WHAT IS NEEDED: Please print every line of the material below word for word, leaving out the pictures.

Image element box records:
────
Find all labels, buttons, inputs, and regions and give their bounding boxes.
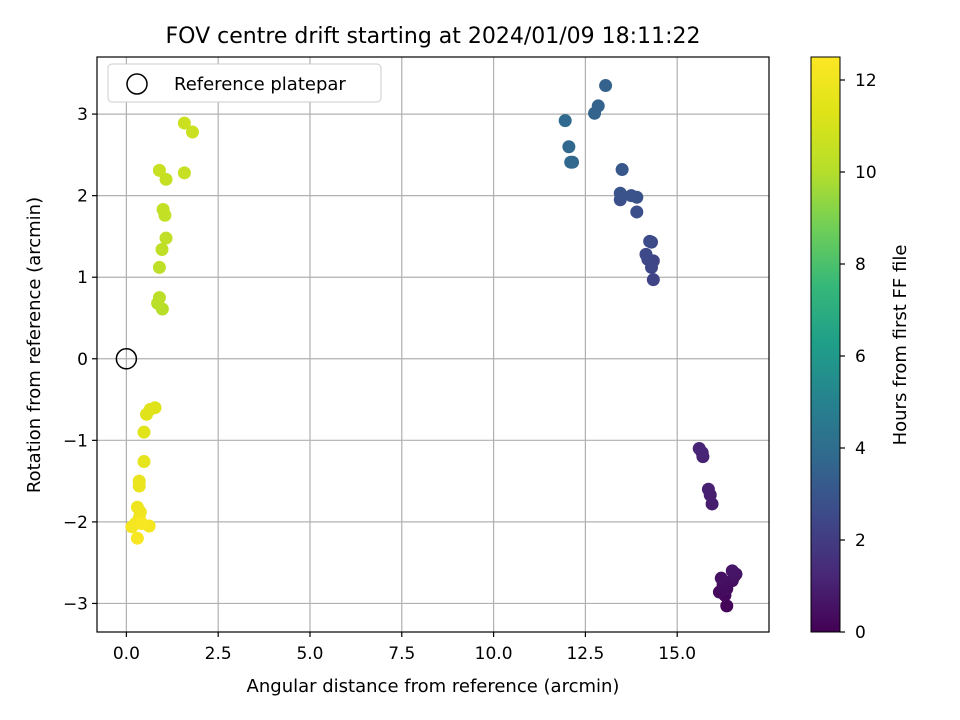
grid (97, 57, 769, 632)
data-point (562, 140, 576, 154)
y-tick-label: −1 (63, 431, 88, 451)
data-point (720, 599, 734, 613)
data-point (639, 247, 653, 261)
plot-area (97, 57, 769, 632)
data-point (177, 166, 191, 180)
colorbar (810, 56, 841, 633)
data-point (725, 564, 739, 578)
data-point (630, 205, 644, 219)
data-point (613, 186, 627, 200)
data-point (591, 99, 605, 113)
data-point (692, 441, 706, 455)
reference-platepar-marker (115, 348, 138, 370)
reference-marker-layer (115, 348, 138, 370)
data-point (159, 172, 173, 186)
data-point (615, 163, 629, 177)
data-point (125, 520, 139, 534)
colorbar-label: Hours from first FF file (890, 245, 911, 446)
data-point (159, 231, 173, 245)
data-point (564, 155, 578, 169)
data-point (558, 114, 572, 128)
x-tick-label: 10.0 (475, 644, 513, 664)
y-axis-label: Rotation from reference (arcmin) (24, 197, 45, 493)
data-point (646, 273, 660, 287)
colorbar-tick-label: 2 (855, 531, 866, 551)
x-tick-label: 2.5 (205, 644, 232, 664)
data-point (714, 571, 728, 585)
colorbar-tick-label: 0 (855, 623, 866, 643)
y-tick-label: 2 (77, 187, 88, 207)
plot-frame (96, 56, 770, 633)
y-axis-ticks: −3 −2 −1 0 1 2 3 (63, 105, 97, 614)
x-tick-label: 5.0 (296, 644, 323, 664)
colorbar-tick-label: 4 (855, 439, 866, 459)
data-point (137, 455, 151, 469)
data-point (185, 125, 199, 139)
data-point (132, 479, 146, 493)
legend-reference-marker (126, 73, 148, 95)
y-tick-label: 0 (77, 350, 88, 370)
y-tick-label: −3 (63, 594, 88, 614)
x-tick-label: 12.5 (566, 644, 604, 664)
colorbar-tick-label: 6 (855, 347, 866, 367)
x-tick-label: 7.5 (388, 644, 415, 664)
data-points (125, 79, 743, 613)
data-point (152, 291, 166, 305)
data-point (156, 203, 170, 217)
data-point (152, 260, 166, 274)
data-point (643, 234, 657, 248)
colorbar-tick-label: 10 (855, 163, 877, 183)
chart-title: FOV centre drift starting at 2024/01/09 … (166, 24, 701, 49)
data-point (624, 189, 638, 203)
data-point (137, 425, 151, 439)
data-point (152, 163, 166, 177)
data-point (140, 407, 154, 421)
y-tick-label: 1 (77, 268, 88, 288)
legend-label: Reference platepar (174, 74, 346, 95)
colorbar-tick-label: 12 (855, 71, 877, 91)
y-tick-label: 3 (77, 105, 88, 125)
data-point (135, 517, 149, 531)
y-tick-label: −2 (63, 513, 88, 533)
legend: Reference platepar (107, 63, 382, 103)
legend-box (107, 63, 382, 103)
data-point (177, 116, 191, 130)
x-tick-label: 15.0 (658, 644, 696, 664)
data-point (155, 242, 169, 256)
data-point (130, 531, 144, 545)
x-axis-label: Angular distance from reference (arcmin) (247, 676, 620, 697)
x-axis-ticks: 0.0 2.5 5.0 7.5 10.0 12.5 15.0 (113, 632, 696, 664)
x-tick-label: 0.0 (113, 644, 140, 664)
data-point (701, 482, 715, 496)
colorbar-tick-label: 8 (855, 255, 866, 275)
colorbar-ticks: 0 2 4 6 8 10 12 (840, 71, 877, 643)
data-point (599, 79, 613, 93)
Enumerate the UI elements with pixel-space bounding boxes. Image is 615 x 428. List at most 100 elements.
────
SOLUTION FOR THIS TASK:
Find all labels, buttons, inputs, and regions and give their bounding boxes.
grid (97, 57, 769, 632)
data-point (562, 140, 576, 154)
y-tick-label: −1 (63, 431, 88, 451)
data-point (720, 599, 734, 613)
data-point (639, 247, 653, 261)
plot-area (97, 57, 769, 632)
data-point (177, 166, 191, 180)
colorbar (810, 56, 841, 633)
data-point (725, 564, 739, 578)
data-point (630, 205, 644, 219)
data-point (613, 186, 627, 200)
data-point (591, 99, 605, 113)
data-point (692, 441, 706, 455)
reference-platepar-marker (115, 348, 138, 370)
reference-marker-layer (115, 348, 138, 370)
data-point (159, 172, 173, 186)
data-point (615, 163, 629, 177)
data-point (125, 520, 139, 534)
colorbar-label: Hours from first FF file (890, 245, 911, 446)
data-point (159, 231, 173, 245)
data-point (564, 155, 578, 169)
data-point (558, 114, 572, 128)
x-tick-label: 10.0 (475, 644, 513, 664)
y-axis-label: Rotation from reference (arcmin) (24, 197, 45, 493)
data-point (646, 273, 660, 287)
colorbar-tick-label: 2 (855, 531, 866, 551)
x-tick-label: 2.5 (205, 644, 232, 664)
data-point (714, 571, 728, 585)
colorbar-tick-label: 0 (855, 623, 866, 643)
y-tick-label: 2 (77, 187, 88, 207)
plot-frame (96, 56, 770, 633)
y-axis-ticks: −3 −2 −1 0 1 2 3 (63, 105, 97, 614)
x-tick-label: 5.0 (296, 644, 323, 664)
colorbar-tick-label: 4 (855, 439, 866, 459)
data-point (137, 455, 151, 469)
data-point (185, 125, 199, 139)
data-point (132, 479, 146, 493)
legend-reference-marker (126, 73, 148, 95)
y-tick-label: 0 (77, 350, 88, 370)
y-tick-label: −3 (63, 594, 88, 614)
x-tick-label: 12.5 (566, 644, 604, 664)
colorbar-tick-label: 6 (855, 347, 866, 367)
x-tick-label: 7.5 (388, 644, 415, 664)
data-points (125, 79, 743, 613)
data-point (152, 291, 166, 305)
data-point (156, 203, 170, 217)
data-point (152, 260, 166, 274)
data-point (643, 234, 657, 248)
colorbar-tick-label: 10 (855, 163, 877, 183)
chart-title: FOV centre drift starting at 2024/01/09 … (166, 24, 701, 49)
data-point (624, 189, 638, 203)
data-point (137, 425, 151, 439)
data-point (152, 163, 166, 177)
data-point (140, 407, 154, 421)
y-tick-label: 1 (77, 268, 88, 288)
legend-label: Reference platepar (174, 74, 346, 95)
colorbar-tick-label: 12 (855, 71, 877, 91)
y-tick-label: 3 (77, 105, 88, 125)
data-point (135, 517, 149, 531)
y-tick-label: −2 (63, 513, 88, 533)
legend: Reference platepar (107, 63, 382, 103)
legend-box (107, 63, 382, 103)
data-point (177, 116, 191, 130)
x-tick-label: 15.0 (658, 644, 696, 664)
data-point (155, 242, 169, 256)
data-point (130, 531, 144, 545)
x-axis-label: Angular distance from reference (arcmin) (247, 676, 620, 697)
x-axis-ticks: 0.0 2.5 5.0 7.5 10.0 12.5 15.0 (113, 632, 696, 664)
x-tick-label: 0.0 (113, 644, 140, 664)
data-point (701, 482, 715, 496)
colorbar-tick-label: 8 (855, 255, 866, 275)
colorbar-ticks: 0 2 4 6 8 10 12 (840, 71, 877, 643)
data-point (599, 79, 613, 93)
Enumerate the UI elements with pixel-space bounding boxes. Image is 615 x 428. List at most 100 elements.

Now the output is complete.